[Your instructions]:
Take every line from the material that has the word "Central" in it.

[BEGIN]

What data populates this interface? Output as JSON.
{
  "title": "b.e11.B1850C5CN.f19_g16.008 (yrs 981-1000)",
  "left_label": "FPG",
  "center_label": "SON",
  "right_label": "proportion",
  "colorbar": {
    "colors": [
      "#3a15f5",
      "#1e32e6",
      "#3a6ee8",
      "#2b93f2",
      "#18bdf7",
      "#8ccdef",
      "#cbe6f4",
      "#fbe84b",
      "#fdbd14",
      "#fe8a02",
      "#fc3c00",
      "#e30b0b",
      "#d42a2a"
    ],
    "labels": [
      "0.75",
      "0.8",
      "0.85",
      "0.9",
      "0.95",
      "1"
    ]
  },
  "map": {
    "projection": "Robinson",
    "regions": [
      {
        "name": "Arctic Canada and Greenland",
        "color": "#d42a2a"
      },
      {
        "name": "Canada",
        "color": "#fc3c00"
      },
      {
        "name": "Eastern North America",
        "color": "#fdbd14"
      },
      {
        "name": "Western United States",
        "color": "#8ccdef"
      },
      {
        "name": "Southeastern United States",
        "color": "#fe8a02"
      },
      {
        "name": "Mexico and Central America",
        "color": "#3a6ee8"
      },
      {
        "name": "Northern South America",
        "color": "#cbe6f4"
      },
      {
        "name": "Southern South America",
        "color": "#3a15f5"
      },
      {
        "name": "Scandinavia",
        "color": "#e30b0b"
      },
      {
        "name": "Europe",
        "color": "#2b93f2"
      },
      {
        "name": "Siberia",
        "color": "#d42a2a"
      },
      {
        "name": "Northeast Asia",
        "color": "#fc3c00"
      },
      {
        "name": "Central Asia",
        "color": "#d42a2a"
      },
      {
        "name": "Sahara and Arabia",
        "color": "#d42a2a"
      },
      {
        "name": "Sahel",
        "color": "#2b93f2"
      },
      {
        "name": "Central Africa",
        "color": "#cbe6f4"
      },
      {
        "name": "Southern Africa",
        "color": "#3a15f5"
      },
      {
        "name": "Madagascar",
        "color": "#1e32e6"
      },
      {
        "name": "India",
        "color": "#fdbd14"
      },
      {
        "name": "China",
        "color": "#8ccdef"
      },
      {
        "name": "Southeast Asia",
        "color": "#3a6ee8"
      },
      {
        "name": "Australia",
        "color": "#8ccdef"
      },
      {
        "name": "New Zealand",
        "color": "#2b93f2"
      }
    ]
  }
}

[END]

[Final answer]:
        "name": "Mexico and Central America",
        "name": "Central Asia",
        "name": "Central Africa",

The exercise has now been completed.